> WHAT THIS TASK INVOLVES: Copy out every line of the records below, changing "Bins" to "Bin Count" wherever it appears and leaving everything else untouched.
** BEGIN LISTED RECORDS **
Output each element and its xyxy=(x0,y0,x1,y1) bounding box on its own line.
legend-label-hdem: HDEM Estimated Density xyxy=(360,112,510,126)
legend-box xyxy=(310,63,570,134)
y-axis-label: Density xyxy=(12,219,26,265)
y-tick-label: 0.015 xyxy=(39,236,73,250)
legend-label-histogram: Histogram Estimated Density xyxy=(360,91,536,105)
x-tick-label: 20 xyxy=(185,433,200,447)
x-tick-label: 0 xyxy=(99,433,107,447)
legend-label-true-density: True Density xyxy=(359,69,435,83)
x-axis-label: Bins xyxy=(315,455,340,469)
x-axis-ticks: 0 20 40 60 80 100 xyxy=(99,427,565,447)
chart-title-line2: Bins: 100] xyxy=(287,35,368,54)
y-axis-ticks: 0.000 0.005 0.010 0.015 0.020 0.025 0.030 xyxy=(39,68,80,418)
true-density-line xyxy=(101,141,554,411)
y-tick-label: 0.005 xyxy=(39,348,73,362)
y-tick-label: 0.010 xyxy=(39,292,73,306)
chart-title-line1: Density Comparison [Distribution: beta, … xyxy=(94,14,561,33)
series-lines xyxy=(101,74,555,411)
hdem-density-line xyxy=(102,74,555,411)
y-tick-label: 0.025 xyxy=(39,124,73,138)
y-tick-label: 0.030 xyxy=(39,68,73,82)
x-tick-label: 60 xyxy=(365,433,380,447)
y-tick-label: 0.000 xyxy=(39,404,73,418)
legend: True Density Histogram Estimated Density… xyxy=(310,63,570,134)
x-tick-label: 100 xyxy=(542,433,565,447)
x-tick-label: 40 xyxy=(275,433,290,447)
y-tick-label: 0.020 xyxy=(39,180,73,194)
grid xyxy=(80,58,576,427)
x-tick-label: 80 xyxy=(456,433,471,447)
** END LISTED RECORDS **
> RESPONSE:
Output each element and its xyxy=(x0,y0,x1,y1) bounding box on its own line.
legend-label-hdem: HDEM Estimated Density xyxy=(360,112,510,126)
legend-box xyxy=(310,63,570,134)
y-axis-label: Density xyxy=(12,219,26,265)
y-tick-label: 0.015 xyxy=(39,236,73,250)
legend-label-histogram: Histogram Estimated Density xyxy=(360,91,536,105)
x-tick-label: 20 xyxy=(185,433,200,447)
x-tick-label: 0 xyxy=(99,433,107,447)
legend-label-true-density: True Density xyxy=(359,69,435,83)
x-axis-label: Bin Count xyxy=(315,455,340,469)
x-axis-ticks: 0 20 40 60 80 100 xyxy=(99,427,565,447)
chart-title-line2: Bin Count: 100] xyxy=(287,35,368,54)
y-axis-ticks: 0.000 0.005 0.010 0.015 0.020 0.025 0.030 xyxy=(39,68,80,418)
true-density-line xyxy=(101,141,554,411)
y-tick-label: 0.005 xyxy=(39,348,73,362)
y-tick-label: 0.010 xyxy=(39,292,73,306)
chart-title-line1: Density Comparison [Distribution: beta, … xyxy=(94,14,561,33)
series-lines xyxy=(101,74,555,411)
hdem-density-line xyxy=(102,74,555,411)
y-tick-label: 0.025 xyxy=(39,124,73,138)
y-tick-label: 0.030 xyxy=(39,68,73,82)
x-tick-label: 60 xyxy=(365,433,380,447)
y-tick-label: 0.000 xyxy=(39,404,73,418)
legend: True Density Histogram Estimated Density… xyxy=(310,63,570,134)
x-tick-label: 100 xyxy=(542,433,565,447)
x-tick-label: 40 xyxy=(275,433,290,447)
y-tick-label: 0.020 xyxy=(39,180,73,194)
grid xyxy=(80,58,576,427)
x-tick-label: 80 xyxy=(456,433,471,447)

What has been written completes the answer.